AIM
Please rewrite the lines as a Markdown table with two columns, Row for a running number and Line for the line itself, leaving out any blank lines. Begin at the line that has "x-tick-label: 1989: [279, 849, 321, 870]" and stop after the line that has "x-tick-label: 2004: [485, 849, 528, 870]".

EXERCISE MATERIALS
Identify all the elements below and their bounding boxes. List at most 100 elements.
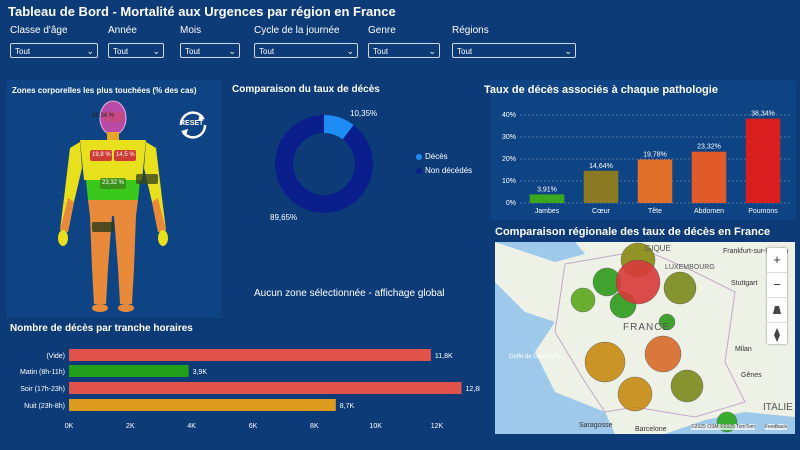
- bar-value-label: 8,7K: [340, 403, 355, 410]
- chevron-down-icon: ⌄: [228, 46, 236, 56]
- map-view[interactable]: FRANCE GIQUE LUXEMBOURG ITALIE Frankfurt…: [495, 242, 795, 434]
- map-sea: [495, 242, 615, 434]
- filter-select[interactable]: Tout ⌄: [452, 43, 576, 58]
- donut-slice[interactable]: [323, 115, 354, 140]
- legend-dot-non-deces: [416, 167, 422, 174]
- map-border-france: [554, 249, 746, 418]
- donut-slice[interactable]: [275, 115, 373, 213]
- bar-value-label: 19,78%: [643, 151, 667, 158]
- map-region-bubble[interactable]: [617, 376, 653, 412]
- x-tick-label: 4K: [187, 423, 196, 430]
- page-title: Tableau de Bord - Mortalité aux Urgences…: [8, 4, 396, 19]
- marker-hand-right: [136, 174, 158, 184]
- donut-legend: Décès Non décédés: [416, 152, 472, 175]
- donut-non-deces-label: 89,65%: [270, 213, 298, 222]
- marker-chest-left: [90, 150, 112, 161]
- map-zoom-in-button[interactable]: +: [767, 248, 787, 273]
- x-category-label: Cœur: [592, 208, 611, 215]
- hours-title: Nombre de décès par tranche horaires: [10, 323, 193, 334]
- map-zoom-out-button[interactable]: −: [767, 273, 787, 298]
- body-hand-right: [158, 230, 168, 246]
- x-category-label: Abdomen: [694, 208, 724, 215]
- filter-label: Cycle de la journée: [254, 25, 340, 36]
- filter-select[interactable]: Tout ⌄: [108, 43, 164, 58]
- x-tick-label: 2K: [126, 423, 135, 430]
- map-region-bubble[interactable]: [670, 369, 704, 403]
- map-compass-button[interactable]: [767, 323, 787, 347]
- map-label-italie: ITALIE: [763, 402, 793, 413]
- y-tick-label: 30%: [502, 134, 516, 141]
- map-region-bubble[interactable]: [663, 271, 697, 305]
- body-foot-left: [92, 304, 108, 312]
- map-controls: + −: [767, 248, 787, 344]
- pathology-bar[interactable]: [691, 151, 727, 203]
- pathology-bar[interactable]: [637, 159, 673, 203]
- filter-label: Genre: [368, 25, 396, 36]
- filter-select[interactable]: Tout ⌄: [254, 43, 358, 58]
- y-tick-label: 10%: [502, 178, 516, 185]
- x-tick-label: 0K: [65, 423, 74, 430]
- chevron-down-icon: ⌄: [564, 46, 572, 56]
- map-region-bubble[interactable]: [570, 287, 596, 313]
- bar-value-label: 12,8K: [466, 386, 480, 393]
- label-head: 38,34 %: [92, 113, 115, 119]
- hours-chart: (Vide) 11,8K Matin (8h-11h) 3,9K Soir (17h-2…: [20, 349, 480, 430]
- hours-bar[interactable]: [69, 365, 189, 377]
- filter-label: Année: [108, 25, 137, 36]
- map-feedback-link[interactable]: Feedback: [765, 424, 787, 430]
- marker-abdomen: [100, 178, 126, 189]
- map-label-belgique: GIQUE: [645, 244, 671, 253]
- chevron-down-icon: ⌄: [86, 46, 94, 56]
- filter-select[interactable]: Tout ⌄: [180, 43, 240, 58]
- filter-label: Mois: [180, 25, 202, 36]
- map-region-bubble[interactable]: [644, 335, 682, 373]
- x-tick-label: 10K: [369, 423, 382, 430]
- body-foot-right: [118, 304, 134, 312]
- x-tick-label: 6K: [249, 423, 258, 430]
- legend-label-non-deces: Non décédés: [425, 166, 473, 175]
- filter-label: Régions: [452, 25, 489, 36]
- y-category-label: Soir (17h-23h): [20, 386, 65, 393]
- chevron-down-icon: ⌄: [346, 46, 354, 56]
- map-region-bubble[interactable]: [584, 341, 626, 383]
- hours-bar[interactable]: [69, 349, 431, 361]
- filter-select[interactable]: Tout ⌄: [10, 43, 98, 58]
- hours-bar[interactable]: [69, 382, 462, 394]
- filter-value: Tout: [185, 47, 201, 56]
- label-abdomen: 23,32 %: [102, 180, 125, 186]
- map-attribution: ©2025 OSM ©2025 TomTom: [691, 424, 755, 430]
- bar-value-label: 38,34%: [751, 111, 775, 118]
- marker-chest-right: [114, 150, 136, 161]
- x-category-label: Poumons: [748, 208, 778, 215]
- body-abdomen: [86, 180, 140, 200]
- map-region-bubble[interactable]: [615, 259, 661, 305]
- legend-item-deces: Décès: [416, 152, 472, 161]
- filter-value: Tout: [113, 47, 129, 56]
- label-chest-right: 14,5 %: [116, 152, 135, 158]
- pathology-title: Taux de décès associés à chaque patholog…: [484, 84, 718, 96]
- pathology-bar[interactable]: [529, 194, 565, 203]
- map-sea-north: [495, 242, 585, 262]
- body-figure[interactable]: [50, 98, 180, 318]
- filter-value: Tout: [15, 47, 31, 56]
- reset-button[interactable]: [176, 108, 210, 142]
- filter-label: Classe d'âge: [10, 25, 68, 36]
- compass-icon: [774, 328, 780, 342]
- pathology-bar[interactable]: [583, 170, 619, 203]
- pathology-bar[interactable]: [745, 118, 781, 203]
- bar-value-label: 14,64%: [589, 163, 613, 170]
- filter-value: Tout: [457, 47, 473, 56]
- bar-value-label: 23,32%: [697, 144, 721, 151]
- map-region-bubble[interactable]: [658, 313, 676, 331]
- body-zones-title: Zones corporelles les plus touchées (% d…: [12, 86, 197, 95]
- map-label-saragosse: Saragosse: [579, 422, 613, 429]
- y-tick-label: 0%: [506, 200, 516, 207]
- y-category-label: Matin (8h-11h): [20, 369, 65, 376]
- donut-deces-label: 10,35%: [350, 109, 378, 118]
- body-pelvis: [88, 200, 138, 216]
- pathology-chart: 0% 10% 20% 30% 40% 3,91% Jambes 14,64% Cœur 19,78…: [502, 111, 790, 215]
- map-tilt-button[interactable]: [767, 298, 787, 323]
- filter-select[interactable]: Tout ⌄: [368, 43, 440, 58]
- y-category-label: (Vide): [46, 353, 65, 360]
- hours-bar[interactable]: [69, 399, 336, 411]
==
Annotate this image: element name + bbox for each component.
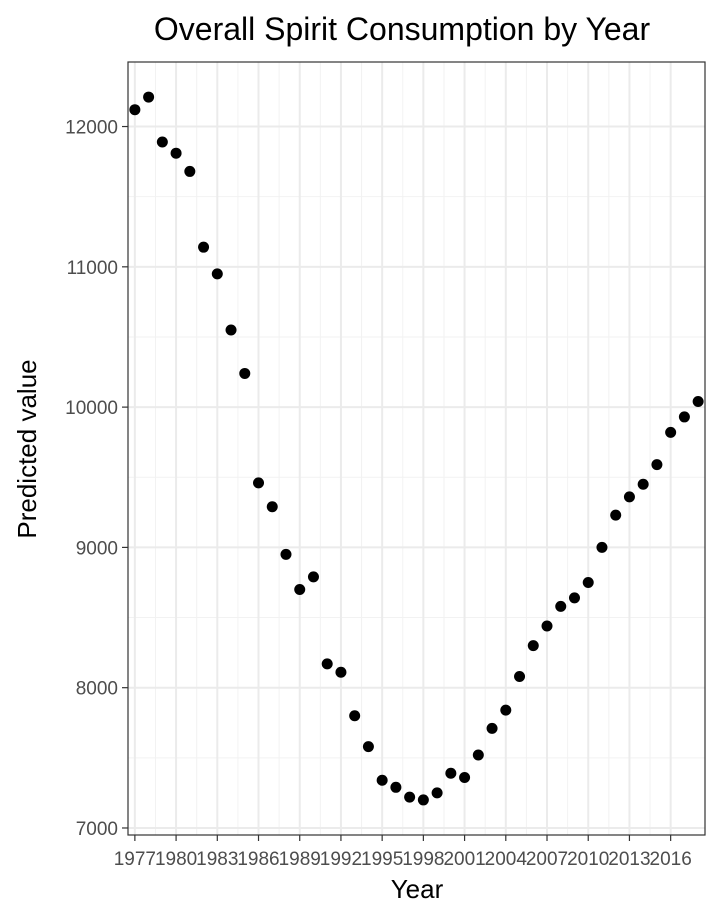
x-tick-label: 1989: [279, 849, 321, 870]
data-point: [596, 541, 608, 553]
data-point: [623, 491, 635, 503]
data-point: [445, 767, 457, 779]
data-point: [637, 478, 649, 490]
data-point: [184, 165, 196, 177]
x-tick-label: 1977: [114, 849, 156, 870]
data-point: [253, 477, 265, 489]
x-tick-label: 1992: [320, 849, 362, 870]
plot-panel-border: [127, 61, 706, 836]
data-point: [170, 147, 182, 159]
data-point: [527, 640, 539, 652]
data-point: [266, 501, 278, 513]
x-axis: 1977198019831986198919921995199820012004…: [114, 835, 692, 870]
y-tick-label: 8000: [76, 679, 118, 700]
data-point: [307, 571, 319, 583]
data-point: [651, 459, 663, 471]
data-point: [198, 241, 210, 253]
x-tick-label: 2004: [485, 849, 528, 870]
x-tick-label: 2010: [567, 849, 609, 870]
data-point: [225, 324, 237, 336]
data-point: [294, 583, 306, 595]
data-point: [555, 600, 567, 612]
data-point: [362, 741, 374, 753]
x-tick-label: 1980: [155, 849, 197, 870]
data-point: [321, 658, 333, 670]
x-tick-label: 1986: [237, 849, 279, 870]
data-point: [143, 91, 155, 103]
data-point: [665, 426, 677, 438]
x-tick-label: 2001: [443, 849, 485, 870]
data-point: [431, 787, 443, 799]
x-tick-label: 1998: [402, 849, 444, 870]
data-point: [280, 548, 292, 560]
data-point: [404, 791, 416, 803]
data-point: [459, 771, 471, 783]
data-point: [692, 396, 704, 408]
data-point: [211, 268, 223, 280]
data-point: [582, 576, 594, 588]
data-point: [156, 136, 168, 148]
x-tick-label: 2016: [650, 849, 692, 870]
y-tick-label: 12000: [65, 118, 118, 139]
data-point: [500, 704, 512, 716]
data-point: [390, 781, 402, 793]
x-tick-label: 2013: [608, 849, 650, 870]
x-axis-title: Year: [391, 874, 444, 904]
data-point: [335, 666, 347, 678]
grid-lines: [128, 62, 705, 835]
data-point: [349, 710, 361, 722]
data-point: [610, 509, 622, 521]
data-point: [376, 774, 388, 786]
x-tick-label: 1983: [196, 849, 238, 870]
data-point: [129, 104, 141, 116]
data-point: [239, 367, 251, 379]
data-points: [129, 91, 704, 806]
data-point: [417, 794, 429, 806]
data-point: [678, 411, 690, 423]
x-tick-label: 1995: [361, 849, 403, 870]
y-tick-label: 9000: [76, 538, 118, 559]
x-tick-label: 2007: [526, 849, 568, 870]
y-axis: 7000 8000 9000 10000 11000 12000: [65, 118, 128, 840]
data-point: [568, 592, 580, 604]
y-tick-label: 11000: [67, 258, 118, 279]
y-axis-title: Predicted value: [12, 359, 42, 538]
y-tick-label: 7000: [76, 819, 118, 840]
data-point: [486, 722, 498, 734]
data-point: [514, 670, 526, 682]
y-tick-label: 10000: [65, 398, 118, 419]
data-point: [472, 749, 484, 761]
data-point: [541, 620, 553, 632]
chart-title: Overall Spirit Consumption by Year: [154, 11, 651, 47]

PROBLEM SOLUTION
| Row | Line |
|---|---|
| 1 | x-tick-label: 1989: [279, 849, 321, 870] |
| 2 | data-point: [596, 541, 608, 553] |
| 3 | data-point: [623, 491, 635, 503] |
| 4 | data-point: [445, 767, 457, 779] |
| 5 | data-point: [637, 478, 649, 490] |
| 6 | data-point: [184, 165, 196, 177] |
| 7 | x-tick-label: 1977: [114, 849, 156, 870] |
| 8 | data-point: [253, 477, 265, 489] |
| 9 | x-tick-label: 1992: [320, 849, 362, 870] |
| 10 | plot-panel-border: [127, 61, 706, 836] |
| 11 | data-point: [170, 147, 182, 159] |
| 12 | data-point: [527, 640, 539, 652] |
| 13 | data-point: [266, 501, 278, 513] |
| 14 | x-axis: 1977198019831986198919921995199820012004…: [114, 835, 692, 870] |
| 15 | y-tick-label: 8000: [76, 679, 118, 700] |
| 16 | data-point: [307, 571, 319, 583] |
| 17 | data-point: [651, 459, 663, 471] |
| 18 | data-point: [198, 241, 210, 253] |
| 19 | x-tick-label: 2004: [485, 849, 528, 870] |